[Records from a data collection]

####################

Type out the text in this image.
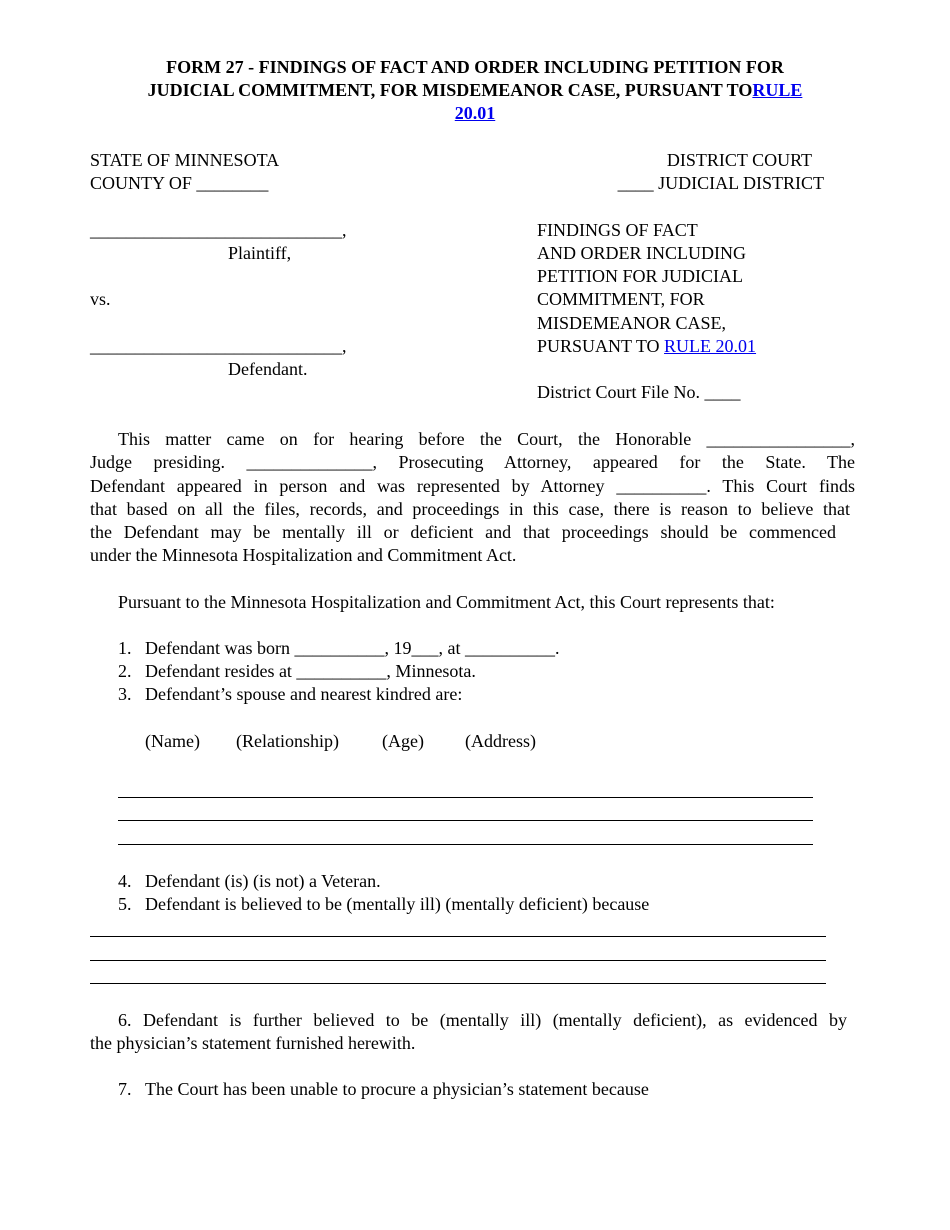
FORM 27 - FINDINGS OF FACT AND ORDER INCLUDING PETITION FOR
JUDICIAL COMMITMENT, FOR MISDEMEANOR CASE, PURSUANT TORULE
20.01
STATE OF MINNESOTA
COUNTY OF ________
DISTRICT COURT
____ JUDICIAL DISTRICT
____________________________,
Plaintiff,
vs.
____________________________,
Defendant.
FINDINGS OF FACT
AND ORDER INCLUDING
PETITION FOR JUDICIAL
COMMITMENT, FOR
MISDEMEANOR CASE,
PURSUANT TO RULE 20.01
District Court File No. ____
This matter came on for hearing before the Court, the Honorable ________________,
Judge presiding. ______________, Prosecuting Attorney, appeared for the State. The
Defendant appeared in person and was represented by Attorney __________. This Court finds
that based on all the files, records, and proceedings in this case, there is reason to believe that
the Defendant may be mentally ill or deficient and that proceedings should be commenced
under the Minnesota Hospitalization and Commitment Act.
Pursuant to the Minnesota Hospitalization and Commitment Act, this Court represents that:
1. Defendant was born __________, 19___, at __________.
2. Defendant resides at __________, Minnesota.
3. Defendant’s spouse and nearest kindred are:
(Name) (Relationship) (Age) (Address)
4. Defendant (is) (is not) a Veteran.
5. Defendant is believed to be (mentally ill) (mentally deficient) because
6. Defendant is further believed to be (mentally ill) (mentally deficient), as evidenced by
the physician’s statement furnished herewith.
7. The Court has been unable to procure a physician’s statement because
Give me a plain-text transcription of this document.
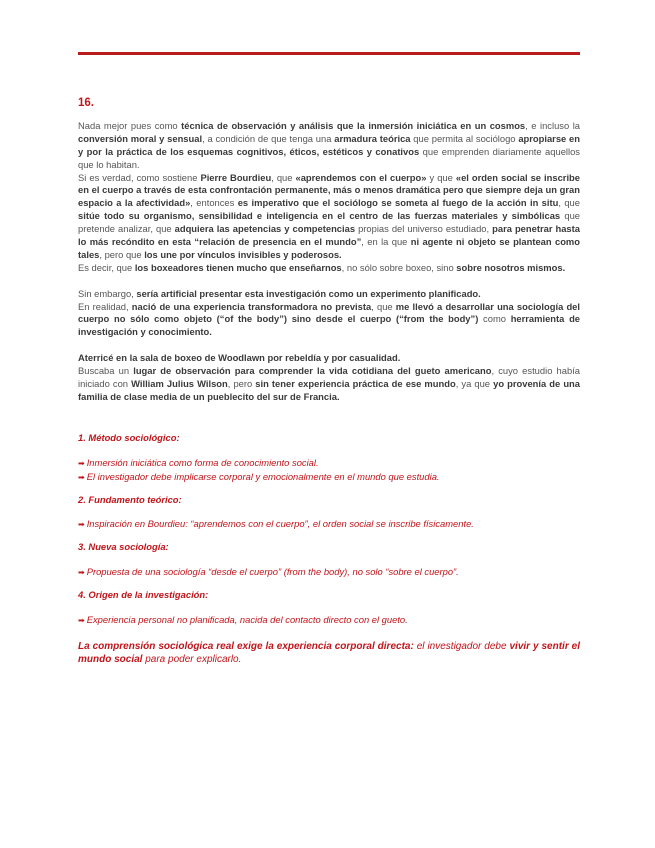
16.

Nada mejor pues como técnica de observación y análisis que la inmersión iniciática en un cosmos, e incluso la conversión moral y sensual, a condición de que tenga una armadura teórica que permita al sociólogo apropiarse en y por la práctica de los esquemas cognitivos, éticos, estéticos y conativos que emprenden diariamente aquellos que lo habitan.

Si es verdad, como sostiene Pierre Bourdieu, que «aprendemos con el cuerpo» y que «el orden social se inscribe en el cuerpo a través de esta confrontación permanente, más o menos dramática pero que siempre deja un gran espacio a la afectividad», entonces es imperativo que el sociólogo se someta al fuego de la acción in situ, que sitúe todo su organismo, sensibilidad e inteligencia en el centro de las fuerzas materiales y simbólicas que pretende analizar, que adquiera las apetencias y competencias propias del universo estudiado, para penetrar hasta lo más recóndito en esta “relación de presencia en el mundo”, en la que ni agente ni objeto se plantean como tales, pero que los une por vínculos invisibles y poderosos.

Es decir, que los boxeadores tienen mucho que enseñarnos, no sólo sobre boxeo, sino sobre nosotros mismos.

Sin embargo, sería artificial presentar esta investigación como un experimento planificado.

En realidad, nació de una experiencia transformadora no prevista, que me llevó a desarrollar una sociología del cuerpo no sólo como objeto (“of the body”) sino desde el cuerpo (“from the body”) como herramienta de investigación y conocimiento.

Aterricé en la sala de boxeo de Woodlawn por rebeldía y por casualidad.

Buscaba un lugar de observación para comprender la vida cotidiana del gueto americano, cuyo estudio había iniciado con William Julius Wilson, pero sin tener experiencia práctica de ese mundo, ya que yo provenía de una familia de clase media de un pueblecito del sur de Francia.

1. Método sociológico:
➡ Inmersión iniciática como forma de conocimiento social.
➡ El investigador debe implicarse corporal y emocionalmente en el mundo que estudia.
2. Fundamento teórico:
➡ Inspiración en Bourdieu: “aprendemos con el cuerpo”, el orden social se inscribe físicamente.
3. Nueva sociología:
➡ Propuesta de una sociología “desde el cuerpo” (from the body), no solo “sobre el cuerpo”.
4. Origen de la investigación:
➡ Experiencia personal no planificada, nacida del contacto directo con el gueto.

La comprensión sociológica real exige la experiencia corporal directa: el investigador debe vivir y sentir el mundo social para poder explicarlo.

####################

Problem to solve
Collect every line from the records above that contains the word "práctica".

Output of the exercise
Nada mejor pues como técnica de observación y análisis que la inmersión iniciática en un cosmos, e incluso la conversión moral y sensual, a condición de que tenga una armadura teórica que permita al sociólogo apropiarse en y por la práctica de los esquemas cognitivos, éticos, estéticos y conativos que emprenden diariamente aquellos que lo habitan.
Buscaba un lugar de observación para comprender la vida cotidiana del gueto americano, cuyo estudio había iniciado con William Julius Wilson, pero sin tener experiencia práctica de ese mundo, ya que yo provenía de una familia de clase media de un pueblecito del sur de Francia.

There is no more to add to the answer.